RECORDS
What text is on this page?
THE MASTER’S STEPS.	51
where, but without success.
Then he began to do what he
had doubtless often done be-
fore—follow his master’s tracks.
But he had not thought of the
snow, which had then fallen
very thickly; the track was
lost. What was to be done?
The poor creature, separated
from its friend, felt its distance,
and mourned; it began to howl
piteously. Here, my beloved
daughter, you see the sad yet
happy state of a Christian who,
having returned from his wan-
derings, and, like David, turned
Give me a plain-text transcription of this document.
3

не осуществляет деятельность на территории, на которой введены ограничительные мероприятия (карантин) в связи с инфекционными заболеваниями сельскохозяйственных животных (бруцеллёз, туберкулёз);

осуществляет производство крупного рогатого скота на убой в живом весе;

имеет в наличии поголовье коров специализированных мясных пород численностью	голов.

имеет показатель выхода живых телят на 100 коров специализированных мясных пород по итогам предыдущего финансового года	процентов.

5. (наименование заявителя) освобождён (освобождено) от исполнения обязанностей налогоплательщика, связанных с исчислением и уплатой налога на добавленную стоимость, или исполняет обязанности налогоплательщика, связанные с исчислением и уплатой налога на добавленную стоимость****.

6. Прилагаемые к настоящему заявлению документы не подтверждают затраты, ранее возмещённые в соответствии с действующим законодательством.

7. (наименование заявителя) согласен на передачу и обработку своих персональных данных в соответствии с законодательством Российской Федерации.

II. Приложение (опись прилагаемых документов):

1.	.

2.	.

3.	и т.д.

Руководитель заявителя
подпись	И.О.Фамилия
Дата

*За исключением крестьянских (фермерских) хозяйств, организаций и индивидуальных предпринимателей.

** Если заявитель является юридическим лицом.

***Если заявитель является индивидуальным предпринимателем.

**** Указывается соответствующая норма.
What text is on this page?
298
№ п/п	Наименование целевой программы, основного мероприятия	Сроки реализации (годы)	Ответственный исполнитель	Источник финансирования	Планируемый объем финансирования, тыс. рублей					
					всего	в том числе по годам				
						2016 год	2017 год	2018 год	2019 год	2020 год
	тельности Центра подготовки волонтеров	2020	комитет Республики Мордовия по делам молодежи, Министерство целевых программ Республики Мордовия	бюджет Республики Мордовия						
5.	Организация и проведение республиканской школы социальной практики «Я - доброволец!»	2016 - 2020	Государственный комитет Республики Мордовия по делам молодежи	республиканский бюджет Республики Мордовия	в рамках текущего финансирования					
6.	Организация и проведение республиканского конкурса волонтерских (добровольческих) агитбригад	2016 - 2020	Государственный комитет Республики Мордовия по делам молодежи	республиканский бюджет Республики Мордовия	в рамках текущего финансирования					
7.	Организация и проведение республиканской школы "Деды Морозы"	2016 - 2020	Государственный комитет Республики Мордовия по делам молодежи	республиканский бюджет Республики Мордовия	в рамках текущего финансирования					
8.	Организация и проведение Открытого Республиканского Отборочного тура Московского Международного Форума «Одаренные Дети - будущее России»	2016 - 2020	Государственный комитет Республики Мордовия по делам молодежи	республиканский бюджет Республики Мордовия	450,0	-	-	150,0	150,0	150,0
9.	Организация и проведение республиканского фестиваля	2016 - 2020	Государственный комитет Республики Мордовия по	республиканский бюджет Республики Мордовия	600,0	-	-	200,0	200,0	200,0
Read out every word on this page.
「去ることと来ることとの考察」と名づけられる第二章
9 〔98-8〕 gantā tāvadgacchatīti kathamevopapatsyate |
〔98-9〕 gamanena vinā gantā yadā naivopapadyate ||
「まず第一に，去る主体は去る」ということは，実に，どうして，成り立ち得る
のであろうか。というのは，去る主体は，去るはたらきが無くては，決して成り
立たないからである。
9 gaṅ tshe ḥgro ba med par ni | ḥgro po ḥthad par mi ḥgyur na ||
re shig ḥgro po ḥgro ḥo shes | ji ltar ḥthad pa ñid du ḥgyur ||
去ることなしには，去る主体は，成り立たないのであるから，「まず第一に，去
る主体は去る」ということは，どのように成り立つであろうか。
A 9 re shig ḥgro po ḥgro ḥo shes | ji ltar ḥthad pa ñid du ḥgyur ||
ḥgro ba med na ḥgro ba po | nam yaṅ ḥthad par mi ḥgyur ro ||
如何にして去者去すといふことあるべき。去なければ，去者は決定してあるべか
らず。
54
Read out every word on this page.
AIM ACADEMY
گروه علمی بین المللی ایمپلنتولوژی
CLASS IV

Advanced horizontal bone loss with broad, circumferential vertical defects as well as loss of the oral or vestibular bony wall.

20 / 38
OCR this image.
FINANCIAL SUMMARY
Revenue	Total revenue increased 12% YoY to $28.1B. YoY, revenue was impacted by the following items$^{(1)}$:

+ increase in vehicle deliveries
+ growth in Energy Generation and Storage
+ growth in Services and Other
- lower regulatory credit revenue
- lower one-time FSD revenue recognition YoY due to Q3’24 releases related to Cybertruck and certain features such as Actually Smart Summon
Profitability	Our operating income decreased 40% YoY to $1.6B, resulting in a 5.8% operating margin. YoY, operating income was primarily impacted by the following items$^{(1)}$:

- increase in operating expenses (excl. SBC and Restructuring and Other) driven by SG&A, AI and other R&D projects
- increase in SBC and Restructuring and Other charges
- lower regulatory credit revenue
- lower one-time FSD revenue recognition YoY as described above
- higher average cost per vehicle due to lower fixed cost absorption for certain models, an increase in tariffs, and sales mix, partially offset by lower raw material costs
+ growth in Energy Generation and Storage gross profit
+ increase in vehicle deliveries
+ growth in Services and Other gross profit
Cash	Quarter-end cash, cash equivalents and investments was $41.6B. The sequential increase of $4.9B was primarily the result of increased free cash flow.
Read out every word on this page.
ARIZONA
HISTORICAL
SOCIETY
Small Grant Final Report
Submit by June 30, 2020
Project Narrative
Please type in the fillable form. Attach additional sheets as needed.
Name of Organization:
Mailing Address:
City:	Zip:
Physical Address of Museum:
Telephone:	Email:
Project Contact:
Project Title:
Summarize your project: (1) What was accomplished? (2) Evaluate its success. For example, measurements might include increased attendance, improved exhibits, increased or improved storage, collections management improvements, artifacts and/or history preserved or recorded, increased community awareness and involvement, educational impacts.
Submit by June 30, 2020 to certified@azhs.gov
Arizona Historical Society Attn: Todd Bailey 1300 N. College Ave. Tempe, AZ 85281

WHAT IS ASKED
Return the material exactly as it stands.

SOLUTION
What text is on this page?
THE MASTER’S STEPS.	51
where, but without success.
Then he began to do what he
had doubtless often done be-
fore—follow his master’s tracks.
But he had not thought of the
snow, which had then fallen
very thickly; the track was
lost. What was to be done?
The poor creature, separated
from its friend, felt its distance,
and mourned; it began to howl
piteously. Here, my beloved
daughter, you see the sad yet
happy state of a Christian who,
having returned from his wan-
derings, and, like David, turned
Give me a plain-text transcription of this document.
3

не осуществляет деятельность на территории, на которой введены ограничительные мероприятия (карантин) в связи с инфекционными заболеваниями сельскохозяйственных животных (бруцеллёз, туберкулёз);

осуществляет производство крупного рогатого скота на убой в живом весе;

имеет в наличии поголовье коров специализированных мясных пород численностью	голов.

имеет показатель выхода живых телят на 100 коров специализированных мясных пород по итогам предыдущего финансового года	процентов.

5. (наименование заявителя) освобождён (освобождено) от исполнения обязанностей налогоплательщика, связанных с исчислением и уплатой налога на добавленную стоимость, или исполняет обязанности налогоплательщика, связанные с исчислением и уплатой налога на добавленную стоимость****.

6. Прилагаемые к настоящему заявлению документы не подтверждают затраты, ранее возмещённые в соответствии с действующим законодательством.

7. (наименование заявителя) согласен на передачу и обработку своих персональных данных в соответствии с законодательством Российской Федерации.

II. Приложение (опись прилагаемых документов):

1.	.

2.	.

3.	и т.д.

Руководитель заявителя
подпись	И.О.Фамилия
Дата

*За исключением крестьянских (фермерских) хозяйств, организаций и индивидуальных предпринимателей.

** Если заявитель является юридическим лицом.

***Если заявитель является индивидуальным предпринимателем.

**** Указывается соответствующая норма.
What text is on this page?
298
№ п/п	Наименование целевой программы, основного мероприятия	Сроки реализации (годы)	Ответственный исполнитель	Источник финансирования	Планируемый объем финансирования, тыс. рублей					
					всего	в том числе по годам				
						2016 год	2017 год	2018 год	2019 год	2020 год
	тельности Центра подготовки волонтеров	2020	комитет Республики Мордовия по делам молодежи, Министерство целевых программ Республики Мордовия	бюджет Республики Мордовия						
5.	Организация и проведение республиканской школы социальной практики «Я - доброволец!»	2016 - 2020	Государственный комитет Республики Мордовия по делам молодежи	республиканский бюджет Республики Мордовия	в рамках текущего финансирования					
6.	Организация и проведение республиканского конкурса волонтерских (добровольческих) агитбригад	2016 - 2020	Государственный комитет Республики Мордовия по делам молодежи	республиканский бюджет Республики Мордовия	в рамках текущего финансирования					
7.	Организация и проведение республиканской школы "Деды Морозы"	2016 - 2020	Государственный комитет Республики Мордовия по делам молодежи	республиканский бюджет Республики Мордовия	в рамках текущего финансирования					
8.	Организация и проведение Открытого Республиканского Отборочного тура Московского Международного Форума «Одаренные Дети - будущее России»	2016 - 2020	Государственный комитет Республики Мордовия по делам молодежи	республиканский бюджет Республики Мордовия	450,0	-	-	150,0	150,0	150,0
9.	Организация и проведение республиканского фестиваля	2016 - 2020	Государственный комитет Республики Мордовия по	республиканский бюджет Республики Мордовия	600,0	-	-	200,0	200,0	200,0
Read out every word on this page.
「去ることと来ることとの考察」と名づけられる第二章
9 〔98-8〕 gantā tāvadgacchatīti kathamevopapatsyate |
〔98-9〕 gamanena vinā gantā yadā naivopapadyate ||
「まず第一に，去る主体は去る」ということは，実に，どうして，成り立ち得る
のであろうか。というのは，去る主体は，去るはたらきが無くては，決して成り
立たないからである。
9 gaṅ tshe ḥgro ba med par ni | ḥgro po ḥthad par mi ḥgyur na ||
re shig ḥgro po ḥgro ḥo shes | ji ltar ḥthad pa ñid du ḥgyur ||
去ることなしには，去る主体は，成り立たないのであるから，「まず第一に，去
る主体は去る」ということは，どのように成り立つであろうか。
A 9 re shig ḥgro po ḥgro ḥo shes | ji ltar ḥthad pa ñid du ḥgyur ||
ḥgro ba med na ḥgro ba po | nam yaṅ ḥthad par mi ḥgyur ro ||
如何にして去者去すといふことあるべき。去なければ，去者は決定してあるべか
らず。
54
Read out every word on this page.
AIM ACADEMY
گروه علمی بین المللی ایمپلنتولوژی
CLASS IV

Advanced horizontal bone loss with broad, circumferential vertical defects as well as loss of the oral or vestibular bony wall.

20 / 38
OCR this image.
FINANCIAL SUMMARY
Revenue	Total revenue increased 12% YoY to $28.1B. YoY, revenue was impacted by the following items$^{(1)}$:

+ increase in vehicle deliveries
+ growth in Energy Generation and Storage
+ growth in Services and Other
- lower regulatory credit revenue
- lower one-time FSD revenue recognition YoY due to Q3’24 releases related to Cybertruck and certain features such as Actually Smart Summon
Profitability	Our operating income decreased 40% YoY to $1.6B, resulting in a 5.8% operating margin. YoY, operating income was primarily impacted by the following items$^{(1)}$:

- increase in operating expenses (excl. SBC and Restructuring and Other) driven by SG&A, AI and other R&D projects
- increase in SBC and Restructuring and Other charges
- lower regulatory credit revenue
- lower one-time FSD revenue recognition YoY as described above
- higher average cost per vehicle due to lower fixed cost absorption for certain models, an increase in tariffs, and sales mix, partially offset by lower raw material costs
+ growth in Energy Generation and Storage gross profit
+ increase in vehicle deliveries
+ growth in Services and Other gross profit
Cash	Quarter-end cash, cash equivalents and investments was $41.6B. The sequential increase of $4.9B was primarily the result of increased free cash flow.
Read out every word on this page.
ARIZONA
HISTORICAL
SOCIETY
Small Grant Final Report
Submit by June 30, 2020
Project Narrative
Please type in the fillable form. Attach additional sheets as needed.
Name of Organization:
Mailing Address:
City:	Zip:
Physical Address of Museum:
Telephone:	Email:
Project Contact:
Project Title:
Summarize your project: (1) What was accomplished? (2) Evaluate its success. For example, measurements might include increased attendance, improved exhibits, increased or improved storage, collections management improvements, artifacts and/or history preserved or recorded, increased community awareness and involvement, educational impacts.
Submit by June 30, 2020 to certified@azhs.gov
Arizona Historical Society Attn: Todd Bailey 1300 N. College Ave. Tempe, AZ 85281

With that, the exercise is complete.